## Instruction
State only how many lines contain the string "DUSTO".

[Stored records]
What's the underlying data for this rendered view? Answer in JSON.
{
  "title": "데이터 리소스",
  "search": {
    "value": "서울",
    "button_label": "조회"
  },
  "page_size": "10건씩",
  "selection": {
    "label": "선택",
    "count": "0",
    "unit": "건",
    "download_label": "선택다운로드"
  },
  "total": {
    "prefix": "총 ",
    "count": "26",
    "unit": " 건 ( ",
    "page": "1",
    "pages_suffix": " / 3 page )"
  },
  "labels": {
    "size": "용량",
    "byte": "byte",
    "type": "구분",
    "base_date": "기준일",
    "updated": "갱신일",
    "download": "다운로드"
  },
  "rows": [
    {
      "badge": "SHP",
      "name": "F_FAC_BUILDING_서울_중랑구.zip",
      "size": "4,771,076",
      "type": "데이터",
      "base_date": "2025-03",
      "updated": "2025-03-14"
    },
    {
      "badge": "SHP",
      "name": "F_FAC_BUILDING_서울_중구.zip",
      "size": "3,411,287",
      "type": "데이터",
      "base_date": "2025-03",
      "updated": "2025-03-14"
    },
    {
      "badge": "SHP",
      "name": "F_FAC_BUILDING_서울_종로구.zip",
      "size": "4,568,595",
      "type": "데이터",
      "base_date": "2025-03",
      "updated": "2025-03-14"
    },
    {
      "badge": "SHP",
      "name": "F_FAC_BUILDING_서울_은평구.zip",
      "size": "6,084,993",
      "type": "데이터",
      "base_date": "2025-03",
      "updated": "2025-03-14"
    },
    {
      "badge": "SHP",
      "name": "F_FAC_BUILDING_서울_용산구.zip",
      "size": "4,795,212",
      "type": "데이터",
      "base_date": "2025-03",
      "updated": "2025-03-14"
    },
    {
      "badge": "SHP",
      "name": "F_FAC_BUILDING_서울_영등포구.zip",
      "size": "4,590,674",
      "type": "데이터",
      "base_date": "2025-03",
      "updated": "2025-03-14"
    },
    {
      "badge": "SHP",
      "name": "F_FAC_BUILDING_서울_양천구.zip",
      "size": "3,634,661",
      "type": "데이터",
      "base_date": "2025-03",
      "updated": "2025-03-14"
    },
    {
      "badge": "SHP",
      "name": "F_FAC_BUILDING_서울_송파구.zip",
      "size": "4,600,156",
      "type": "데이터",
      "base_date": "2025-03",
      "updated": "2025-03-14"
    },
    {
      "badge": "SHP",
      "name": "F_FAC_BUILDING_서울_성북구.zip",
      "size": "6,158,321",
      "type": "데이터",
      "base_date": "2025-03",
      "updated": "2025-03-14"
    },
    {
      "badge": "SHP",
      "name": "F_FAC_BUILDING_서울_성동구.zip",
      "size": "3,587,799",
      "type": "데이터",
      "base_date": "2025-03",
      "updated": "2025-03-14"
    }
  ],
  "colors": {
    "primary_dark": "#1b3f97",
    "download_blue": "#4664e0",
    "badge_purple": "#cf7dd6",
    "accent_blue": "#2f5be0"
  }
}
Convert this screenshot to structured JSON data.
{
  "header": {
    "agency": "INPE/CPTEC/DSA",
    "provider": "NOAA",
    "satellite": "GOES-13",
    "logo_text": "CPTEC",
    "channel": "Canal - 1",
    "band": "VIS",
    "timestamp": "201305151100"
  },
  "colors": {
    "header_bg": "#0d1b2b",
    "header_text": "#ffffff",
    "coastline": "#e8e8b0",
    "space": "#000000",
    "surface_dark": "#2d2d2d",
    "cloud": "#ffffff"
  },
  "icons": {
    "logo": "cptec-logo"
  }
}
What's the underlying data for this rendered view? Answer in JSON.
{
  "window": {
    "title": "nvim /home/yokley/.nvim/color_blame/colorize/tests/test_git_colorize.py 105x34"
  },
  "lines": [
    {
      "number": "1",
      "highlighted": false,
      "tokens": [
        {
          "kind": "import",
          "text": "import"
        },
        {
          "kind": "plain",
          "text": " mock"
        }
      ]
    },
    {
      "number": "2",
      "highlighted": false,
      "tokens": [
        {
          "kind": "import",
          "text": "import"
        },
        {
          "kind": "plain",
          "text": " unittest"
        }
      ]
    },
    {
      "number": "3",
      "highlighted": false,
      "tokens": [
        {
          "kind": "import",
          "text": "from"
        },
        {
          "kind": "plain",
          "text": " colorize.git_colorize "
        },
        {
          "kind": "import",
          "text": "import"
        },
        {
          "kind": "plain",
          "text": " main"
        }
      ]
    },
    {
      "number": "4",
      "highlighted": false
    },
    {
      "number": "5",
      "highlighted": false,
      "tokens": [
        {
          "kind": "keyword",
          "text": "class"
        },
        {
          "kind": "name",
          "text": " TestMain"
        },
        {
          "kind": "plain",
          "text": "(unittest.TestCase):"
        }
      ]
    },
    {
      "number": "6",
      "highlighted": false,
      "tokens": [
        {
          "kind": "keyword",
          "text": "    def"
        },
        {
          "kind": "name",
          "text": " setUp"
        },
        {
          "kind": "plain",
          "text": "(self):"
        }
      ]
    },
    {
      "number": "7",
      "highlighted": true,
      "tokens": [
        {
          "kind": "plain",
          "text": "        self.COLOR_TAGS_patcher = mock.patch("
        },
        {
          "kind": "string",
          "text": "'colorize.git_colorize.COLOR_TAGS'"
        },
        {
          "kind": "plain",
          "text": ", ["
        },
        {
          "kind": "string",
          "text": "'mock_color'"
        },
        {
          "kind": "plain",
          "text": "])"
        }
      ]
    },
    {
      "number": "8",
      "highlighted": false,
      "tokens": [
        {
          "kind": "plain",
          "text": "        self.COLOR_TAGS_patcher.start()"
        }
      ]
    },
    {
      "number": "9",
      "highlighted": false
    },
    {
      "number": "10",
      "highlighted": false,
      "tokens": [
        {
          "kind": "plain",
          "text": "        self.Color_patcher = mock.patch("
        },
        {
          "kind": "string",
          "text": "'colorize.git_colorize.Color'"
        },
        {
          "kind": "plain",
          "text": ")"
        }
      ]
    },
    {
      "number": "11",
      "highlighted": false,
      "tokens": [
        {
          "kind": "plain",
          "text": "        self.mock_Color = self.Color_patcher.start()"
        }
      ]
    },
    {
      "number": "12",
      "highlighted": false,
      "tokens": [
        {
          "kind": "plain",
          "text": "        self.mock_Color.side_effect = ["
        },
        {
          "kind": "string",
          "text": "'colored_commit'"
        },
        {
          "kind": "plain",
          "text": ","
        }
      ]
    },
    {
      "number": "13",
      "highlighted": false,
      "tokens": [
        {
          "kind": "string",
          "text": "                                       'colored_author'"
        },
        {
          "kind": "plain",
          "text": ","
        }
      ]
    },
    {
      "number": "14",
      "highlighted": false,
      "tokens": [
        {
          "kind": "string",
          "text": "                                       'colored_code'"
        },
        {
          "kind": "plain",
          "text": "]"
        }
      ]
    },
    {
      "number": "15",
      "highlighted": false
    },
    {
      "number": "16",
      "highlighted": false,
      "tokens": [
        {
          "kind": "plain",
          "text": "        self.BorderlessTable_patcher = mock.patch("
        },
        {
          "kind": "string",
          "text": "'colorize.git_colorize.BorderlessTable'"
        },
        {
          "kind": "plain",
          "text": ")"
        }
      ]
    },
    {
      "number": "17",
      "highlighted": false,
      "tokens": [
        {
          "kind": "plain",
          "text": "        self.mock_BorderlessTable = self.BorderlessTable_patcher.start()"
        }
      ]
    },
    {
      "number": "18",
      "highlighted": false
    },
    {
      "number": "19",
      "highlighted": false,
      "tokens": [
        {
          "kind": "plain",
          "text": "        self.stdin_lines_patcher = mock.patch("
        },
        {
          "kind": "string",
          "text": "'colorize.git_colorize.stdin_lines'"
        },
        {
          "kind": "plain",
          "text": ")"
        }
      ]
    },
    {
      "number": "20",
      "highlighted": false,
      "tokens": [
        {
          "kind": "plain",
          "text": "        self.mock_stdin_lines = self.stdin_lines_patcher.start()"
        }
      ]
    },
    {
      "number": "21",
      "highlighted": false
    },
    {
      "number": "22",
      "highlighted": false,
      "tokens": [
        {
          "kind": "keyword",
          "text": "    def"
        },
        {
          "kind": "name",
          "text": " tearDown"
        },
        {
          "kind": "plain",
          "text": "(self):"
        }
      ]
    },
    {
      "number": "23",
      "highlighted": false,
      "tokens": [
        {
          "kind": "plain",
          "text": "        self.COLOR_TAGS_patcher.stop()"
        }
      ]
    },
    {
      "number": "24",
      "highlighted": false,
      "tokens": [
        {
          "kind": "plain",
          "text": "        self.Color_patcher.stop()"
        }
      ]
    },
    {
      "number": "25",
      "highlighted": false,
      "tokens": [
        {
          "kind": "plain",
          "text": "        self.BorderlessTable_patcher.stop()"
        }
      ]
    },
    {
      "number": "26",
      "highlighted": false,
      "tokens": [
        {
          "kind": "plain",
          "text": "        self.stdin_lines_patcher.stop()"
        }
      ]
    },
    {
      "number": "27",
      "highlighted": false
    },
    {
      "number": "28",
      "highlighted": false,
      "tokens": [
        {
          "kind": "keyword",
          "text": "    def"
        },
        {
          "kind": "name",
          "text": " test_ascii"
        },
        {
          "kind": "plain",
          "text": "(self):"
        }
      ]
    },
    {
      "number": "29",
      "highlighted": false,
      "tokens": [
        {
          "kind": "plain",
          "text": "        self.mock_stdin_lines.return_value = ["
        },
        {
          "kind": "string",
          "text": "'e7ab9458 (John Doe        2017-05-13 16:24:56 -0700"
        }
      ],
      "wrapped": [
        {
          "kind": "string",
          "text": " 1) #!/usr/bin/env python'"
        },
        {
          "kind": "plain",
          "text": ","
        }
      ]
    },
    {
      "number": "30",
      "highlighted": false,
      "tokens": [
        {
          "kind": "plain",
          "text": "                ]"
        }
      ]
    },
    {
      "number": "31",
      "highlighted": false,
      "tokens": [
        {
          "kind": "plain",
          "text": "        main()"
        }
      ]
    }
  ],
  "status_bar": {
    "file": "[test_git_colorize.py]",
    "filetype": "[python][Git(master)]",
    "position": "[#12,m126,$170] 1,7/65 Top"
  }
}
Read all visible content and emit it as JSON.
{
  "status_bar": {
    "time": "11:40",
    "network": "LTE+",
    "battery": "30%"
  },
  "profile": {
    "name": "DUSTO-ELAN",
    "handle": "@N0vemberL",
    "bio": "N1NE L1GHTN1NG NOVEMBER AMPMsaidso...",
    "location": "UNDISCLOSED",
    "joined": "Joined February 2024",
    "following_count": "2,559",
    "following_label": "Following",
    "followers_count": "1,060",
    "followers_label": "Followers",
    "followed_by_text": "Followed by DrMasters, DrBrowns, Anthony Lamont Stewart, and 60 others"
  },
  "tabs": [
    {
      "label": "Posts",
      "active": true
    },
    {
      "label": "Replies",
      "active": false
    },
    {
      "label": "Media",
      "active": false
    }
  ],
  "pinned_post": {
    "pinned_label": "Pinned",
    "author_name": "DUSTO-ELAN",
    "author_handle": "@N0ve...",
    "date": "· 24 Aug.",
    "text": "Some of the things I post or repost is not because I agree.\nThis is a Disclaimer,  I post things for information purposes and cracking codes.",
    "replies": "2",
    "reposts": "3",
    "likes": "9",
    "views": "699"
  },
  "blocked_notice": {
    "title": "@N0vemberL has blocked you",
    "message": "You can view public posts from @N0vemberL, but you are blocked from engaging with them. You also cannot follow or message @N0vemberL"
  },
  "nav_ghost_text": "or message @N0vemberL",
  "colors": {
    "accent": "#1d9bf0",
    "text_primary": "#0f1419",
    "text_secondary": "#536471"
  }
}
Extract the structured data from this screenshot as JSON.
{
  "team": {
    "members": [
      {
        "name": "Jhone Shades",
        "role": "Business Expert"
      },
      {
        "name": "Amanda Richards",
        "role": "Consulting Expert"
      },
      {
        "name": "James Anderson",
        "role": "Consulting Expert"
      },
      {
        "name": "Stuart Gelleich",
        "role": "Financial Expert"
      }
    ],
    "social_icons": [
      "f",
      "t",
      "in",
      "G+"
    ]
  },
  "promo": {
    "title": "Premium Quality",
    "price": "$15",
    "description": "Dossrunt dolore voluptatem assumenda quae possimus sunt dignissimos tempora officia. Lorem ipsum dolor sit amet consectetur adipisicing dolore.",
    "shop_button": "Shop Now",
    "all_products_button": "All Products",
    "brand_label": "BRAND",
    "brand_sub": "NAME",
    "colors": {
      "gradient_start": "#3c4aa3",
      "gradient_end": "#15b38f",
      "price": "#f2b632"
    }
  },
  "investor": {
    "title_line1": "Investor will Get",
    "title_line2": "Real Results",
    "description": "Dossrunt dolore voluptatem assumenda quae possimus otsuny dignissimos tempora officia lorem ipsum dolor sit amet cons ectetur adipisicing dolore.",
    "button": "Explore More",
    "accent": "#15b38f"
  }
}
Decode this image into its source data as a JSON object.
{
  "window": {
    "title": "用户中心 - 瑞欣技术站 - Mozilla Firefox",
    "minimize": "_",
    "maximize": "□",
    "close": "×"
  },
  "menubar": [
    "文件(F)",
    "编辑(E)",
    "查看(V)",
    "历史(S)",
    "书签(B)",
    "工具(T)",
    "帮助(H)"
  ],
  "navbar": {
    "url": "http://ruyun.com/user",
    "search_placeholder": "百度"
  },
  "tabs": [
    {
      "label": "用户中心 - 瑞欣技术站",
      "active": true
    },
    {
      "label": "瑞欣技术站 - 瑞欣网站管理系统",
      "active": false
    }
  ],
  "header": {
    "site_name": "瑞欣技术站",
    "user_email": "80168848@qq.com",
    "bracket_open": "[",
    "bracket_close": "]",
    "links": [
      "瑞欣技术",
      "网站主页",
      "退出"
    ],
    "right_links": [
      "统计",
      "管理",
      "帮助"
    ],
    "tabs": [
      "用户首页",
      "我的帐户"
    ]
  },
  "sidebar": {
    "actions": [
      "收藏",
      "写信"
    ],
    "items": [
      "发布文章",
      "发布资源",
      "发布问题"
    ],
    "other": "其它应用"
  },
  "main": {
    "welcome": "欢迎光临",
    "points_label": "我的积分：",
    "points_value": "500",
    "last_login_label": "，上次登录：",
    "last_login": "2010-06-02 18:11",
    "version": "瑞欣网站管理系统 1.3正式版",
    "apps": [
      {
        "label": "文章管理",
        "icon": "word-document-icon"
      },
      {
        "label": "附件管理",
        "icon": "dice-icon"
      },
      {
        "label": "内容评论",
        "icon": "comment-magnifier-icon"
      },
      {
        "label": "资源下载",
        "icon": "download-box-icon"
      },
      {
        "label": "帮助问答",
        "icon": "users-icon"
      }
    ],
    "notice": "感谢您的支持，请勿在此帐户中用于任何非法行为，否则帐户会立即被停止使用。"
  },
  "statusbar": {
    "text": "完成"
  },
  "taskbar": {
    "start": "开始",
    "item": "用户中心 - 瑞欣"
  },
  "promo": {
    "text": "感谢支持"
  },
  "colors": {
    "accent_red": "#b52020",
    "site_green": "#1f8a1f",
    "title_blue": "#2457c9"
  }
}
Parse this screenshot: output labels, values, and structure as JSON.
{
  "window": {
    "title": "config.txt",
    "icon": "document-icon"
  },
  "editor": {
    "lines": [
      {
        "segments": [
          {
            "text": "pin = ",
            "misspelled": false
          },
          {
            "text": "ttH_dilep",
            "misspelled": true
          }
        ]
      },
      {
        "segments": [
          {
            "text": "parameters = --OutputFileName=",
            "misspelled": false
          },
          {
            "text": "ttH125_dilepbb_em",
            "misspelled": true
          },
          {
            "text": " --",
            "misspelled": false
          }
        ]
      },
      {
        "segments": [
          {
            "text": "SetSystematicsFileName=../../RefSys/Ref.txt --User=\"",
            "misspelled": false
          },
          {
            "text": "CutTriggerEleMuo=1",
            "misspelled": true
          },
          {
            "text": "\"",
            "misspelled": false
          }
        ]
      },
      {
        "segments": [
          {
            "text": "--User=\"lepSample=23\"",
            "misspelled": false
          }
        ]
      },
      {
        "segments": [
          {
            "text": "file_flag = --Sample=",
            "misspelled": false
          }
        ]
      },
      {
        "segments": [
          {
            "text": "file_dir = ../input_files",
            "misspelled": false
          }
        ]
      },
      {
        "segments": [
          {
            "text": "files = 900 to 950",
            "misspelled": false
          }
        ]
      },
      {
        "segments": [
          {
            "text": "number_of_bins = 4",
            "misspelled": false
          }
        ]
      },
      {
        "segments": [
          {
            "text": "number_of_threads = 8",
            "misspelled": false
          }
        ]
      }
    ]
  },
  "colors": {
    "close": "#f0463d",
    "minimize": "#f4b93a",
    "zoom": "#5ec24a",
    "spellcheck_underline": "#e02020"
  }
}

## Solution to this task
2